» Set problem:
Present the part of the rows that opens with the line containing "Localize each UI" and closes with the line containing "tag-value-input[interactable] bbox=[1046, 323, 1233, 348]" as a numbered list, leaving out blank lines.

» Information given:
============

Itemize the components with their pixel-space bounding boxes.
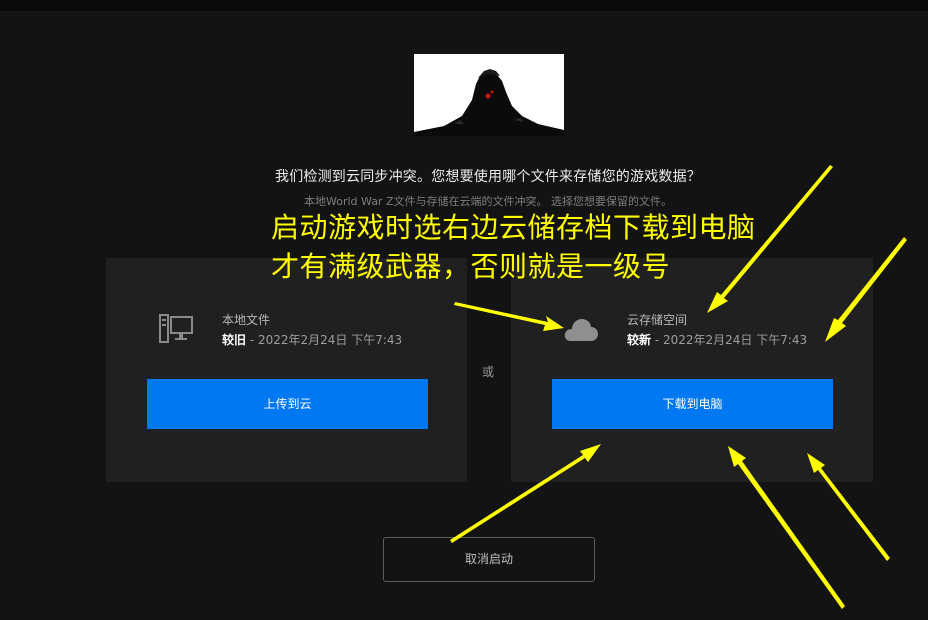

============

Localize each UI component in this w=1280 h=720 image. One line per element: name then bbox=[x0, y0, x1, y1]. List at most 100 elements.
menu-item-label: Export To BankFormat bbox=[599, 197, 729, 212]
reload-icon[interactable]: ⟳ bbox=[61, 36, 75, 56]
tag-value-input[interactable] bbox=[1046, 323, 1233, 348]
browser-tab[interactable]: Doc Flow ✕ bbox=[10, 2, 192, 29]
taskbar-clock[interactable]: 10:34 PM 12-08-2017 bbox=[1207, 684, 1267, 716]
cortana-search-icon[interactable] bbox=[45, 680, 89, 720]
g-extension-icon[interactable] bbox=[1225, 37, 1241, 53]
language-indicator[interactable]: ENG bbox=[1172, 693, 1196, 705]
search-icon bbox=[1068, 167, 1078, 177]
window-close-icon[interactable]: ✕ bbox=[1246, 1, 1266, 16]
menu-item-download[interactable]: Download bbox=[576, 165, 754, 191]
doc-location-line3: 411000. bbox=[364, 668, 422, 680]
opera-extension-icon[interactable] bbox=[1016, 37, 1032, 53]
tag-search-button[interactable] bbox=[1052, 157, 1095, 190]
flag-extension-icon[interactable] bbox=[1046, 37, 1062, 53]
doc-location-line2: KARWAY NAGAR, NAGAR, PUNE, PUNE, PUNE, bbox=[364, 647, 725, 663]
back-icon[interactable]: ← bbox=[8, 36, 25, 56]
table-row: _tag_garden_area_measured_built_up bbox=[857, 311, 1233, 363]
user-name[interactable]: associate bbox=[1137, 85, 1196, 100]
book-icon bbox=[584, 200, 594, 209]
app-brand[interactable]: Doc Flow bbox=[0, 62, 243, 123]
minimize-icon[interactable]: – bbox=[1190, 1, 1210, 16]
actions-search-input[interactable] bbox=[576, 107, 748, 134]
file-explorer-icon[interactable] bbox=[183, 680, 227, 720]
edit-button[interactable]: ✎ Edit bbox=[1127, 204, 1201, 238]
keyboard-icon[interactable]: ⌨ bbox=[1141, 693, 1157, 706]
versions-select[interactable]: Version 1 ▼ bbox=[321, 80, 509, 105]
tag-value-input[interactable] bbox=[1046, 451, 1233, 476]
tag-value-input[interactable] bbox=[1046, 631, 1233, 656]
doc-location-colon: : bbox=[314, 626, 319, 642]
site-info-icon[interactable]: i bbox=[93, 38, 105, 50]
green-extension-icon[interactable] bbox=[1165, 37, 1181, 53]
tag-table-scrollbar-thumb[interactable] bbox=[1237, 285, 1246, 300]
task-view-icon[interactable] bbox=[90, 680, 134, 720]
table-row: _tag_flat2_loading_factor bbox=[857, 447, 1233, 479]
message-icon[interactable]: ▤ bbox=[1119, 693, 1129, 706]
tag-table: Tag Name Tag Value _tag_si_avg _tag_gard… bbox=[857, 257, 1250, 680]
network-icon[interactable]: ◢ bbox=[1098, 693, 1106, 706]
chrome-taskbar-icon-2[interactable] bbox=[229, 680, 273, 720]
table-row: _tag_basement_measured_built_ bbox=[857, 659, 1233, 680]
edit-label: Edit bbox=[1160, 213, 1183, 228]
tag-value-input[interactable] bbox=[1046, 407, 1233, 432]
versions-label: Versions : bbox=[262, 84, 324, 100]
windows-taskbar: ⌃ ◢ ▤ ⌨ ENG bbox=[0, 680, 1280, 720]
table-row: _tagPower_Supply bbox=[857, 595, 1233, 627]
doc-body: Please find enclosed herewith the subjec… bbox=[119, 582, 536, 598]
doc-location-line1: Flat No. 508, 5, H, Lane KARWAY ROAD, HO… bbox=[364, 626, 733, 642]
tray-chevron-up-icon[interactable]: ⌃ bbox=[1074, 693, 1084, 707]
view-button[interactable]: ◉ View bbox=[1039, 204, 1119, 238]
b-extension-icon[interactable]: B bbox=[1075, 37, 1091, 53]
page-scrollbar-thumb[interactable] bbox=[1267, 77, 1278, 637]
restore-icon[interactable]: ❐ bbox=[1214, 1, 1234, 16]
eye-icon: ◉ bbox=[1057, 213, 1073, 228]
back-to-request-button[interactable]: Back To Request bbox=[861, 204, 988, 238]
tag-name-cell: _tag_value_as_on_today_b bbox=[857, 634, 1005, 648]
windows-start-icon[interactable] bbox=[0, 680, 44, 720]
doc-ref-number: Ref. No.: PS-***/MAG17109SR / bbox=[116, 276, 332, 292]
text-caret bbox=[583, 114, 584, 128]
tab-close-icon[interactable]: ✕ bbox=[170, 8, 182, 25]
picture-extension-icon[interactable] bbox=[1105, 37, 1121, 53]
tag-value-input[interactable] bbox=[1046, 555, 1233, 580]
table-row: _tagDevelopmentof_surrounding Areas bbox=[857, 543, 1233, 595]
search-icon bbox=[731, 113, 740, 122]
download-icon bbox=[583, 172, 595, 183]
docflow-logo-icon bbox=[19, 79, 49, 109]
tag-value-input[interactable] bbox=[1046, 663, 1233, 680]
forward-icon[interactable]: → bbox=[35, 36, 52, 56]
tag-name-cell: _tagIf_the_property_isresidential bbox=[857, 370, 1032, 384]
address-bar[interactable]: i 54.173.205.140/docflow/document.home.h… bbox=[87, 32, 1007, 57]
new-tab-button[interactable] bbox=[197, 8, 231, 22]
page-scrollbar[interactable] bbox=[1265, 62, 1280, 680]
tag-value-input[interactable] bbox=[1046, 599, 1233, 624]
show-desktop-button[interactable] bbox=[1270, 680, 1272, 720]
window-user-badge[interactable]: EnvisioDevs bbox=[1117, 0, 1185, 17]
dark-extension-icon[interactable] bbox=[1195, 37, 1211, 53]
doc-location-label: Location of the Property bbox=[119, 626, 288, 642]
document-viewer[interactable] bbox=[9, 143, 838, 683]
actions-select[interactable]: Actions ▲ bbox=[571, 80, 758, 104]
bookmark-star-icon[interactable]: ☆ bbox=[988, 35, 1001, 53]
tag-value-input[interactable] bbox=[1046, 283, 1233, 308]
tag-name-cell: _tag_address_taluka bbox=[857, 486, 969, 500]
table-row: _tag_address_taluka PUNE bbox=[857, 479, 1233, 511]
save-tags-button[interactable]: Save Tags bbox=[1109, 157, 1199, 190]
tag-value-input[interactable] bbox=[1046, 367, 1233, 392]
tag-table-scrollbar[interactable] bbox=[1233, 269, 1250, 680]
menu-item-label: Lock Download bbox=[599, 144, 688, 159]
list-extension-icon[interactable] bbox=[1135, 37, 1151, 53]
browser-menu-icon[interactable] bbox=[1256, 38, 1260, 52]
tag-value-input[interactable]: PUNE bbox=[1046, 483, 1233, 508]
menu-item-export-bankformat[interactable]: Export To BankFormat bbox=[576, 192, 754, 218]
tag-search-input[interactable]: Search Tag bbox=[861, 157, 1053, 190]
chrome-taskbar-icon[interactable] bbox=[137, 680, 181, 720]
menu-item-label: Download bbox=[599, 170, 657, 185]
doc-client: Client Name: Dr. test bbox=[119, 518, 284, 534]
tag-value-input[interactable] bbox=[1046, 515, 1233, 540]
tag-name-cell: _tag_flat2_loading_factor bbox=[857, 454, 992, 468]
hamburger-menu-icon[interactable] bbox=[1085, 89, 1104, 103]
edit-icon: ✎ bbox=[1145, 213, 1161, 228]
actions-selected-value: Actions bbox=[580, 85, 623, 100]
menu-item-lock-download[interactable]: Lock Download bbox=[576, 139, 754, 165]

============

» Output for this task:
1. Localize each UI component in this w=1280 h=720 image. One line per element: name then bbox=[x0, y0, x1, y1]. List at most 100 elements.
2. menu-item-label: Export To BankFormat bbox=[599, 197, 729, 212]
3. reload-icon[interactable]: ⟳ bbox=[61, 36, 75, 56]
4. tag-value-input[interactable] bbox=[1046, 323, 1233, 348]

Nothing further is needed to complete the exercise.